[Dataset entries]

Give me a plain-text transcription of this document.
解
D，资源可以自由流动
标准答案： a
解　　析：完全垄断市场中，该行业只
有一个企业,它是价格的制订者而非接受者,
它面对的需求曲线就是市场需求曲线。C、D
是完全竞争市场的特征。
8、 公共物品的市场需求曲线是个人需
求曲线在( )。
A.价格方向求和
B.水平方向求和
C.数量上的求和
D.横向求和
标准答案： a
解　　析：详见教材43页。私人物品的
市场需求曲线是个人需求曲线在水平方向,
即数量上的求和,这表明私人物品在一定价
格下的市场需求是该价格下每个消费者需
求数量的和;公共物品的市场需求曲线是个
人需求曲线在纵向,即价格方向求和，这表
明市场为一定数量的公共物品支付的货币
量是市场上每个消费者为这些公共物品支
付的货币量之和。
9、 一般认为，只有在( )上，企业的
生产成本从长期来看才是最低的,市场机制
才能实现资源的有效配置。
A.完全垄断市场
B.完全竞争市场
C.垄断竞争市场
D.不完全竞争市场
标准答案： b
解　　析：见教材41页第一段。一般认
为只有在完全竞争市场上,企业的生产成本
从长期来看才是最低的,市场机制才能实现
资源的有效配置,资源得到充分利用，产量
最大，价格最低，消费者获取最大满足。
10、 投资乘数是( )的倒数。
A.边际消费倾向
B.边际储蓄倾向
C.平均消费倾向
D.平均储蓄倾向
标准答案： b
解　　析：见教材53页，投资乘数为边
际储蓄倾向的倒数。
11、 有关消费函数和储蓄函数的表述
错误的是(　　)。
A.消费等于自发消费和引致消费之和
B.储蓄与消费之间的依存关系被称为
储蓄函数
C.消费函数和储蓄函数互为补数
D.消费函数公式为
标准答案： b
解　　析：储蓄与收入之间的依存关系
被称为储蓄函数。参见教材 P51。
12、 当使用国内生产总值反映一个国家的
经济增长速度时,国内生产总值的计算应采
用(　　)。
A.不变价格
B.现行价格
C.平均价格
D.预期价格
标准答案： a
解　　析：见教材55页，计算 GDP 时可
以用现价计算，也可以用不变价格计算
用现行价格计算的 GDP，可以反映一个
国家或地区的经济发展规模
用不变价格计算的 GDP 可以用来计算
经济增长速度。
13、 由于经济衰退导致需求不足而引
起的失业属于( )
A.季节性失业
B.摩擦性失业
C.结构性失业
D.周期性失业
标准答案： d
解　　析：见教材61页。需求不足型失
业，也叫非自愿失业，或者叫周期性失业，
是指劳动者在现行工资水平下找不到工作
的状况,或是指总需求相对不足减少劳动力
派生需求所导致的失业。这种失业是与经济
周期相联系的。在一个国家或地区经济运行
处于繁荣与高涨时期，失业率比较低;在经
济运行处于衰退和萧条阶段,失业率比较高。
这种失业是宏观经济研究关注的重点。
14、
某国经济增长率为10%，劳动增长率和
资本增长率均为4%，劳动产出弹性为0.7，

> **Written instruction**
Exactly reproduce all of the entries.

> **Complete answer**
Give me a plain-text transcription of this document.
解
D，资源可以自由流动
标准答案： a
解　　析：完全垄断市场中，该行业只
有一个企业,它是价格的制订者而非接受者,
它面对的需求曲线就是市场需求曲线。C、D
是完全竞争市场的特征。
8、 公共物品的市场需求曲线是个人需
求曲线在( )。
A.价格方向求和
B.水平方向求和
C.数量上的求和
D.横向求和
标准答案： a
解　　析：详见教材43页。私人物品的
市场需求曲线是个人需求曲线在水平方向,
即数量上的求和,这表明私人物品在一定价
格下的市场需求是该价格下每个消费者需
求数量的和;公共物品的市场需求曲线是个
人需求曲线在纵向,即价格方向求和，这表
明市场为一定数量的公共物品支付的货币
量是市场上每个消费者为这些公共物品支
付的货币量之和。
9、 一般认为，只有在( )上，企业的
生产成本从长期来看才是最低的,市场机制
才能实现资源的有效配置。
A.完全垄断市场
B.完全竞争市场
C.垄断竞争市场
D.不完全竞争市场
标准答案： b
解　　析：见教材41页第一段。一般认
为只有在完全竞争市场上,企业的生产成本
从长期来看才是最低的,市场机制才能实现
资源的有效配置,资源得到充分利用，产量
最大，价格最低，消费者获取最大满足。
10、 投资乘数是( )的倒数。
A.边际消费倾向
B.边际储蓄倾向
C.平均消费倾向
D.平均储蓄倾向
标准答案： b
解　　析：见教材53页，投资乘数为边
际储蓄倾向的倒数。
11、 有关消费函数和储蓄函数的表述
错误的是(　　)。
A.消费等于自发消费和引致消费之和
B.储蓄与消费之间的依存关系被称为
储蓄函数
C.消费函数和储蓄函数互为补数
D.消费函数公式为
标准答案： b
解　　析：储蓄与收入之间的依存关系
被称为储蓄函数。参见教材 P51。
12、 当使用国内生产总值反映一个国家的
经济增长速度时,国内生产总值的计算应采
用(　　)。
A.不变价格
B.现行价格
C.平均价格
D.预期价格
标准答案： a
解　　析：见教材55页，计算 GDP 时可
以用现价计算，也可以用不变价格计算
用现行价格计算的 GDP，可以反映一个
国家或地区的经济发展规模
用不变价格计算的 GDP 可以用来计算
经济增长速度。
13、 由于经济衰退导致需求不足而引
起的失业属于( )
A.季节性失业
B.摩擦性失业
C.结构性失业
D.周期性失业
标准答案： d
解　　析：见教材61页。需求不足型失
业，也叫非自愿失业，或者叫周期性失业，
是指劳动者在现行工资水平下找不到工作
的状况,或是指总需求相对不足减少劳动力
派生需求所导致的失业。这种失业是与经济
周期相联系的。在一个国家或地区经济运行
处于繁荣与高涨时期，失业率比较低;在经
济运行处于衰退和萧条阶段,失业率比较高。
这种失业是宏观经济研究关注的重点。
14、
某国经济增长率为10%，劳动增长率和
资本增长率均为4%，劳动产出弹性为0.7，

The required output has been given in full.